__WORK TO COMPLETE__:
- 1) Write out the six forms from al-Khwārizmī's Algebra in the modern notation that the blog extract on algebra and grammar gives.
- 2) Carry on the blog extract on algebra and grammar from the point where it stops, in the same style.

__TEXT EXTRACT__:
>> BEGIN

Sunday 26 May 2013

A brief note on Renaissance algebra

While investigating the background to Cardano's use of ‘capitulum’ to refer to a type or category of algebraic equation, I came across an interesting passage from a letter written by Regiomontanus in 1471:

Sunt enim qui se iactant ampliorem habere artem algebricam quam in sex capitulis vulgatissimis traditur. Sed ipsi profecto ignorant hanc artem ad cubos, census censuum, atque ulteriores potentias extendi non posse nisi prius geometria solidorum equipollentium edatur. Quemadmodum enim tria capitula composita superficierum equipollentiis nituntur, ita novum artis additamentum ex commutatione solidorum hauriatur [? l. hauriri] necesse est.

Menso Folkerts, to whom all historians of medieval and Renaissance mathematics must be grateful, translates this as follows (1996):

Many flatter themselves that they understand the higher (ampliorem) algebra from the six standard forms. But they completely ignore the fact that this art cannot be extended to cubes or to fourth and higher powers, unless the geometry of solids of equal volume is first treated. Just as the three composed forms (of quadratic equations) are proved by means of figures of equal area, so the new extension of the art must be based upon the transformation of solids.

Which is puzzling, because the Latin is conspicuously rather different:

For there are those who boast that they have a more extensive algebraic art than is handed down in the six most commonly known capitula. But these people clearly do not know that this art cannot be extended to cubes, squares of squares, and further powers unless the geometry of equivalent solids is provided first. For just as the three compound capitula rely on equivalences between surfaces, so the new addition to the art must be drawn from the transformation of solids.

At any rate, the sex capitula in question are from al-Khwārizmī's Algebra, and it might be helpful to list them here in modern notation:

Simple Compound
ax² = bx ax² + bx = c
ax² = c ax² + c = bx
bx = c bx + c = ax²

Saturday 18 September 2010

Must have led a sheltered life

I have previously queried Peake's and Coleridge's use of ‘must have V-en’ in the main clause of past-tensed conditionals, e.g. ‘the Ledge at the bottom was [so] exceedingly narrow, that if I dropt down upon it I must of necessity have fallen backwards & of course killed myself.’

After a quick search for ‘must surely have’ in the British National Corpus, I'm reluctantly coming round to the idea that I have indeed just led a sheltered life when it comes to this construction.  Witness:

‘But for the Munitions of War Act of July 1915 which enabled the Board of Trade if necessary to impose arbitrated settlements on unwilling employers, the union's policy of patriotic co-operation must surely have failed’ – Arthur Marsh & Victoria Ryan, The Seamen: A History of the National Union of Seamen (1989).

>> END

__DATA ENTRIES__:
>> BEGIN

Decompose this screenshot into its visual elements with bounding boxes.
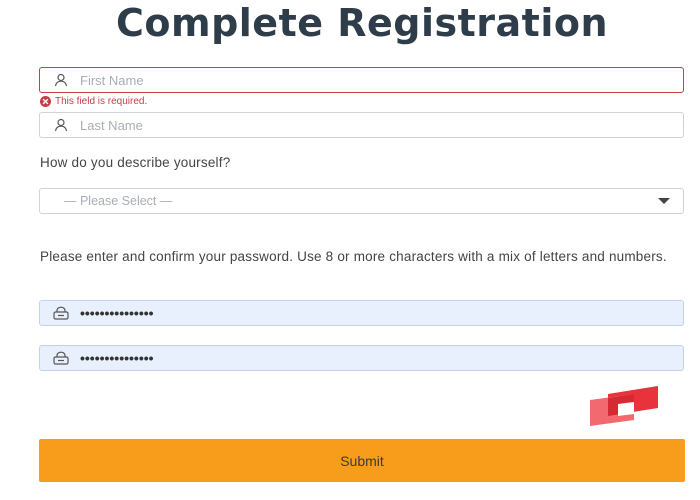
first-name-field[interactable]	[39, 67, 684, 93]
describe-question-label: How do you describe yourself?	[40, 155, 231, 170]
submit-button[interactable]: Submit	[39, 439, 685, 482]
last-name-input[interactable]	[80, 114, 660, 136]
lock-icon	[52, 304, 70, 322]
caret-down-icon	[658, 198, 670, 204]
user-icon	[52, 116, 70, 134]
password-field[interactable]	[39, 300, 684, 326]
password-input[interactable]	[80, 302, 660, 324]
error-text: This field is required.	[55, 96, 148, 107]
user-icon	[52, 71, 70, 89]
confirm-password-field[interactable]	[39, 345, 684, 371]
lock-icon	[52, 349, 70, 367]
brand-logo	[588, 384, 660, 428]
confirm-password-input[interactable]	[80, 347, 660, 369]
select-value: — Please Select —	[64, 194, 173, 208]
first-name-input[interactable]	[80, 69, 660, 91]
password-instructions: Please enter and confirm your password. …	[40, 249, 667, 264]
error-icon	[40, 96, 51, 107]
last-name-field[interactable]	[39, 112, 684, 138]
describe-select[interactable]: — Please Select —	[39, 188, 684, 214]
page-title: Complete Registration	[115, 1, 609, 45]
first-name-error: This field is required.	[40, 96, 147, 107]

>> END

__ANSWERS GIVEN__:
- 1)
- ax² = bx
- ax² = c
- bx = c
- ax² + bx = c
- ax² + c = bx
- bx + c = ax²

- 2)
‘Science and technology must surely have progressed in a different way if these principles had been embraced from the start’ – Storm Constantine, Hermetech (1991).

‘Had it not been for their masks, the Phantasms' faces must surely have blistered – a gulf of rising furnace-air yawned beyond that hatch’ – Ian Watson, Warhammer 40,000: Space Marine (1993).

‘Had it not been for the psychic tracer, they must surely have lost themselves in the labyrinthine entrails of what was not one vessel but many’ – Ian Watson, Warhammer 40,000: Inquisitor (1993).

I don't know whether to make anything of the fact that three of these are from the trashier end of sci-fi (and that two are even from the same author) even though the search was conducted over a wide variety of sources.  If I ever find the time, I'll try wading through the vastly more extensive search results for ‘must have’ simpliciter.

Tuesday 24 August 2010

Samuel Taylor Coleridge's use of ‘must have’

In an earlier post I considered Mervyn Peake's use of the modal must in phase-modified clauses.  The ‘must have V-en’ construction usually encodes an inference as to fact (‘What happened to my agent?  Bastard must have died’), but Peake also uses it where I'd expect the modal would, e.g. ‘had he not made this same journey through the darkness a thousand times he must surely have lost himself in the night.’

Well, I've just stumbled across the same phenomenon in Coleridge's description of his death-defying descent of Broad Stand in 1802:

‘the Ledge at the bottom was [so] exceedingly narrow, that if I dropt down upon it I must of necessity have fallen backwards & of course killed myself.’

A rummage turns up another example from ch. 14 of his Biographia Literaria (1817), discussing the turn-of-the-century Lyrical Ballads:

‘Had Mr Wordsworth's poems been the silly, the childish things, which they were for a long time described as being; had they been really distinguished from the compositions of other poets merely by meanness of language and inanity of thought; had they indeed contained nothing more than what is found in the parodies and pretended imitations of them; they must have sunk at once, a dead weight, into the slough of oblivion, and have dragged the preface along with them.’

And finally, again from the Biographia, in Satyrane's Letters no. 1:

‘And after dinner, when he was again flushed with wine, every quarter of an hour or perhaps oftener he would shout out to the Swede, “Ho!  Nobility, go—do such a thing!  Mr Nobility!—tell the gentlemen such a story,” and so forth, with an insolence which must have excited disgust and detestation, if his vulgar rants on the sacred rights of equality, joined to his wild havoc of general grammar no less than of the English language, had not rendered it so irresistibly laughable.’

Maybe I've just led a sheltered life when it comes to this construction.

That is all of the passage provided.